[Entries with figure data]

################

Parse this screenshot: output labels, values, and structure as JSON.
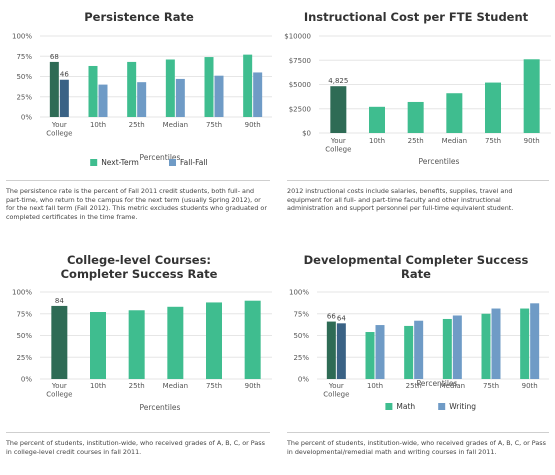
{
  "colors": {
    "your_college_primary": "#2e6b55",
    "your_college_secondary": "#3a6285",
    "primary": "#3fbd8f",
    "secondary": "#6f9bc6",
    "grid": "#e6e6e6",
    "axis_text": "#555555"
  },
  "panels": [
    {
      "id": "persistence",
      "title_lines": [
        "Persistence Rate"
      ],
      "description": "The persistence rate is the percent of Fall 2011 credit students, both full- and part-time, who return to the campus for the next term (usually Spring 2012), or for the next fall term (Fall 2012). This metric excludes students who graduated or completed certificates in the time frame."
    },
    {
      "id": "instructional-cost",
      "title_lines": [
        "Instructional Cost per FTE Student"
      ],
      "description": "2012 instructional costs include salaries, benefits, supplies, travel and equipment for all full- and part-time faculty and other instructional administration and support personnel per full-time equivalent student."
    },
    {
      "id": "college-level",
      "title_lines": [
        "College-level Courses:",
        "Completer Success Rate"
      ],
      "description": "The percent of students, institution-wide, who received grades of A, B, C, or Pass in college-level credit courses in fall 2011."
    },
    {
      "id": "developmental",
      "title_lines": [
        "Developmental Completer Success",
        "Rate"
      ],
      "description": "The percent of students, institution-wide, who received grades of A, B, C, or Pass in developmental/remedial math and writing courses in fall 2011."
    }
  ],
  "chart_data": [
    {
      "type": "bar",
      "title": "Persistence Rate",
      "xlabel": "Percentiles",
      "categories": [
        "Your\nCollege",
        "10th",
        "25th",
        "Median",
        "75th",
        "90th"
      ],
      "series": [
        {
          "name": "Next-Term",
          "values": [
            68,
            63,
            68,
            71,
            74,
            77
          ]
        },
        {
          "name": "Fall-Fall",
          "values": [
            46,
            40,
            43,
            47,
            51,
            55
          ]
        }
      ],
      "data_labels": {
        "0": [
          "68",
          "46"
        ]
      },
      "yticks": [
        "0%",
        "25%",
        "50%",
        "75%",
        "100%"
      ],
      "ylim": [
        0,
        100
      ],
      "grid": true,
      "legend": "bottom"
    },
    {
      "type": "bar",
      "title": "Instructional Cost per FTE Student",
      "xlabel": "Percentiles",
      "categories": [
        "Your\nCollege",
        "10th",
        "25th",
        "Median",
        "75th",
        "90th"
      ],
      "series": [
        {
          "name": "",
          "values": [
            4825,
            2700,
            3200,
            4100,
            5200,
            7600
          ]
        }
      ],
      "data_labels": {
        "0": [
          "4,825"
        ]
      },
      "yticks": [
        "$0",
        "$2500",
        "$5000",
        "$7500",
        "$10000"
      ],
      "ylim": [
        0,
        10000
      ],
      "grid": true,
      "legend": "none"
    },
    {
      "type": "bar",
      "title": "College-level Courses: Completer Success Rate",
      "xlabel": "Percentiles",
      "categories": [
        "Your\nCollege",
        "10th",
        "25th",
        "Median",
        "75th",
        "90th"
      ],
      "series": [
        {
          "name": "",
          "values": [
            84,
            77,
            79,
            83,
            88,
            90
          ]
        }
      ],
      "data_labels": {
        "0": [
          "84"
        ]
      },
      "yticks": [
        "0%",
        "25%",
        "50%",
        "75%",
        "100%"
      ],
      "ylim": [
        0,
        100
      ],
      "grid": true,
      "legend": "none"
    },
    {
      "type": "bar",
      "title": "Developmental Completer Success Rate",
      "xlabel": "Percentiles",
      "categories": [
        "Your\nCollege",
        "10th",
        "25th",
        "Median",
        "75th",
        "90th"
      ],
      "series": [
        {
          "name": "Math",
          "values": [
            66,
            54,
            61,
            69,
            75,
            81
          ]
        },
        {
          "name": "Writing",
          "values": [
            64,
            62,
            67,
            73,
            81,
            87
          ]
        }
      ],
      "data_labels": {
        "0": [
          "66",
          "64"
        ]
      },
      "yticks": [
        "0%",
        "25%",
        "50%",
        "75%",
        "100%"
      ],
      "ylim": [
        0,
        100
      ],
      "grid": true,
      "legend": "bottom"
    }
  ]
}
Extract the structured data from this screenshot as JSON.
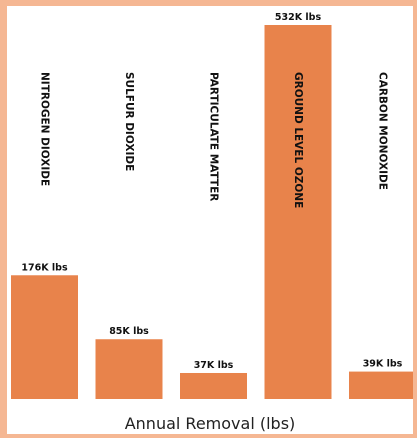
{
  "chart_data": {
    "type": "bar",
    "categories": [
      "NITROGEN DIOXIDE",
      "SULFUR DIOXIDE",
      "PARTICULATE MATTER",
      "GROUND LEVEL OZONE",
      "CARBON MONOXIDE"
    ],
    "values": [
      176,
      85,
      37,
      532,
      39
    ],
    "value_labels": [
      "176K lbs",
      "85K lbs",
      "37K lbs",
      "532K lbs",
      "39K lbs"
    ],
    "xlabel": "Annual Removal (lbs)",
    "ylabel": "",
    "ylim": [
      0,
      532
    ],
    "grid": false,
    "bar_color": "#e8834b",
    "background_color": "#ffffff",
    "frame_color": "#f5b793"
  }
}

################

Problem details >>
Leave out the pictures and copy every record above exactly.

Output of the task >>
Parse this screenshot: output labels, values, and structure as JSON.
{
  "colors": {
    "your_college_primary": "#2e6b55",
    "your_college_secondary": "#3a6285",
    "primary": "#3fbd8f",
    "secondary": "#6f9bc6",
    "grid": "#e6e6e6",
    "axis_text": "#555555"
  },
  "panels": [
    {
      "id": "persistence",
      "title_lines": [
        "Persistence Rate"
      ],
      "description": "The persistence rate is the percent of Fall 2011 credit students, both full- and part-time, who return to the campus for the next term (usually Spring 2012), or for the next fall term (Fall 2012). This metric excludes students who graduated or completed certificates in the time frame."
    },
    {
      "id": "instructional-cost",
      "title_lines": [
        "Instructional Cost per FTE Student"
      ],
      "description": "2012 instructional costs include salaries, benefits, supplies, travel and equipment for all full- and part-time faculty and other instructional administration and support personnel per full-time equivalent student."
    },
    {
      "id": "college-level",
      "title_lines": [
        "College-level Courses:",
        "Completer Success Rate"
      ],
      "description": "The percent of students, institution-wide, who received grades of A, B, C, or Pass in college-level credit courses in fall 2011."
    },
    {
      "id": "developmental",
      "title_lines": [
        "Developmental Completer Success",
        "Rate"
      ],
      "description": "The percent of students, institution-wide, who received grades of A, B, C, or Pass in developmental/remedial math and writing courses in fall 2011."
    }
  ],
  "chart_data": [
    {
      "type": "bar",
      "title": "Persistence Rate",
      "xlabel": "Percentiles",
      "categories": [
        "Your\nCollege",
        "10th",
        "25th",
        "Median",
        "75th",
        "90th"
      ],
      "series": [
        {
          "name": "Next-Term",
          "values": [
            68,
            63,
            68,
            71,
            74,
            77
          ]
        },
        {
          "name": "Fall-Fall",
          "values": [
            46,
            40,
            43,
            47,
            51,
            55
          ]
        }
      ],
      "data_labels": {
        "0": [
          "68",
          "46"
        ]
      },
      "yticks": [
        "0%",
        "25%",
        "50%",
        "75%",
        "100%"
      ],
      "ylim": [
        0,
        100
      ],
      "grid": true,
      "legend": "bottom"
    },
    {
      "type": "bar",
      "title": "Instructional Cost per FTE Student",
      "xlabel": "Percentiles",
      "categories": [
        "Your\nCollege",
        "10th",
        "25th",
        "Median",
        "75th",
        "90th"
      ],
      "series": [
        {
          "name": "",
          "values": [
            4825,
            2700,
            3200,
            4100,
            5200,
            7600
          ]
        }
      ],
      "data_labels": {
        "0": [
          "4,825"
        ]
      },
      "yticks": [
        "$0",
        "$2500",
        "$5000",
        "$7500",
        "$10000"
      ],
      "ylim": [
        0,
        10000
      ],
      "grid": true,
      "legend": "none"
    },
    {
      "type": "bar",
      "title": "College-level Courses: Completer Success Rate",
      "xlabel": "Percentiles",
      "categories": [
        "Your\nCollege",
        "10th",
        "25th",
        "Median",
        "75th",
        "90th"
      ],
      "series": [
        {
          "name": "",
          "values": [
            84,
            77,
            79,
            83,
            88,
            90
          ]
        }
      ],
      "data_labels": {
        "0": [
          "84"
        ]
      },
      "yticks": [
        "0%",
        "25%",
        "50%",
        "75%",
        "100%"
      ],
      "ylim": [
        0,
        100
      ],
      "grid": true,
      "legend": "none"
    },
    {
      "type": "bar",
      "title": "Developmental Completer Success Rate",
      "xlabel": "Percentiles",
      "categories": [
        "Your\nCollege",
        "10th",
        "25th",
        "Median",
        "75th",
        "90th"
      ],
      "series": [
        {
          "name": "Math",
          "values": [
            66,
            54,
            61,
            69,
            75,
            81
          ]
        },
        {
          "name": "Writing",
          "values": [
            64,
            62,
            67,
            73,
            81,
            87
          ]
        }
      ],
      "data_labels": {
        "0": [
          "66",
          "64"
        ]
      },
      "yticks": [
        "0%",
        "25%",
        "50%",
        "75%",
        "100%"
      ],
      "ylim": [
        0,
        100
      ],
      "grid": true,
      "legend": "bottom"
    }
  ]
}
Extract the structured data from this screenshot as JSON.
{
  "chart_data": {
    "type": "bar",
    "categories": [
      "NITROGEN DIOXIDE",
      "SULFUR DIOXIDE",
      "PARTICULATE MATTER",
      "GROUND LEVEL OZONE",
      "CARBON MONOXIDE"
    ],
    "values": [
      176,
      85,
      37,
      532,
      39
    ],
    "value_labels": [
      "176K lbs",
      "85K lbs",
      "37K lbs",
      "532K lbs",
      "39K lbs"
    ],
    "xlabel": "Annual Removal (lbs)",
    "ylabel": "",
    "ylim": [
      0,
      532
    ],
    "grid": false,
    "bar_color": "#e8834b",
    "background_color": "#ffffff",
    "frame_color": "#f5b793"
  }
}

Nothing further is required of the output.